◆ WHAT THE TASK REQUIRES
Which lines of the records contain "БУРЕНИЯ"? Collect every one of them.

◆ RAW RECORDS
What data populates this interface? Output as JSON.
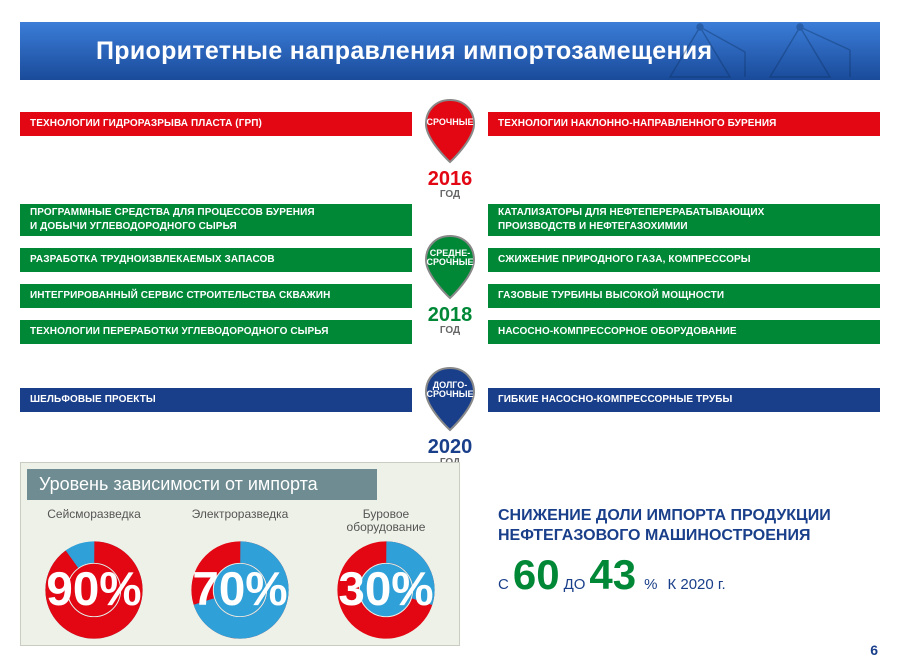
{
  "header": {
    "title": "Приоритетные направления импортозамещения"
  },
  "colors": {
    "red": "#e30613",
    "green": "#008837",
    "blue": "#1a3f8a",
    "header_grad_top": "#3b7dd8",
    "header_grad_bot": "#1a4b9a",
    "panel_bg": "#eef1e7",
    "panel_title_bg": "#6e8c91"
  },
  "pins": [
    {
      "label": "СРОЧНЫЕ",
      "year": "2016",
      "sub": "ГОД",
      "color": "#e30613",
      "year_color": "#e30613"
    },
    {
      "label": "СРЕДНЕ-\nСРОЧНЫЕ",
      "year": "2018",
      "sub": "ГОД",
      "color": "#008837",
      "year_color": "#008837"
    },
    {
      "label": "ДОЛГО-\nСРОЧНЫЕ",
      "year": "2020",
      "sub": "ГОД",
      "color": "#1a3f8a",
      "year_color": "#1a3f8a"
    }
  ],
  "groups": [
    {
      "left": [
        "ТЕХНОЛОГИИ ГИДРОРАЗРЫВА ПЛАСТА (ГРП)"
      ],
      "right": [
        "ТЕХНОЛОГИИ НАКЛОННО-НАПРАВЛЕННОГО БУРЕНИЯ"
      ],
      "color": "red"
    },
    {
      "left": [
        "ПРОГРАММНЫЕ СРЕДСТВА ДЛЯ ПРОЦЕССОВ БУРЕНИЯ\nИ ДОБЫЧИ УГЛЕВОДОРОДНОГО СЫРЬЯ",
        "РАЗРАБОТКА ТРУДНОИЗВЛЕКАЕМЫХ ЗАПАСОВ",
        "ИНТЕГРИРОВАННЫЙ СЕРВИС СТРОИТЕЛЬСТВА СКВАЖИН",
        "ТЕХНОЛОГИИ ПЕРЕРАБОТКИ УГЛЕВОДОРОДНОГО СЫРЬЯ"
      ],
      "right": [
        "КАТАЛИЗАТОРЫ ДЛЯ НЕФТЕПЕРЕРАБАТЫВАЮЩИХ\nПРОИЗВОДСТВ И НЕФТЕГАЗОХИМИИ",
        "СЖИЖЕНИЕ ПРИРОДНОГО ГАЗА, КОМПРЕССОРЫ",
        "ГАЗОВЫЕ ТУРБИНЫ ВЫСОКОЙ МОЩНОСТИ",
        "НАСОСНО-КОМПРЕССОРНОЕ ОБОРУДОВАНИЕ"
      ],
      "color": "green"
    },
    {
      "left": [
        "ШЕЛЬФОВЫЕ ПРОЕКТЫ"
      ],
      "right": [
        "ГИБКИЕ НАСОСНО-КОМПРЕССОРНЫЕ ТРУБЫ"
      ],
      "color": "blue"
    }
  ],
  "dependence": {
    "title": "Уровень зависимости от импорта",
    "donuts": [
      {
        "caption": "Сейсморазведка",
        "pct": 90,
        "arc_color": "#e30613",
        "rest_color": "#2fa0d8"
      },
      {
        "caption": "Электроразведка",
        "pct": 70,
        "arc_color": "#2fa0d8",
        "rest_color": "#e30613"
      },
      {
        "caption": "Буровое\nоборудование",
        "pct": 30,
        "arc_color": "#2fa0d8",
        "rest_color": "#e30613"
      }
    ]
  },
  "reduction": {
    "heading": "СНИЖЕНИЕ ДОЛИ ИМПОРТА ПРОДУКЦИИ НЕФТЕГАЗОВОГО МАШИНОСТРОЕНИЯ",
    "from_label": "С",
    "from": "60",
    "to_label": "ДО",
    "to": "43",
    "unit": "%",
    "by": "К 2020 г."
  },
  "page": "6"
}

◆ REPLY TO THE EXERCISE
        "ТЕХНОЛОГИИ НАКЛОННО-НАПРАВЛЕННОГО БУРЕНИЯ"
        "ПРОГРАММНЫЕ СРЕДСТВА ДЛЯ ПРОЦЕССОВ БУРЕНИЯ\nИ ДОБЫЧИ УГЛЕВОДОРОДНОГО СЫРЬЯ",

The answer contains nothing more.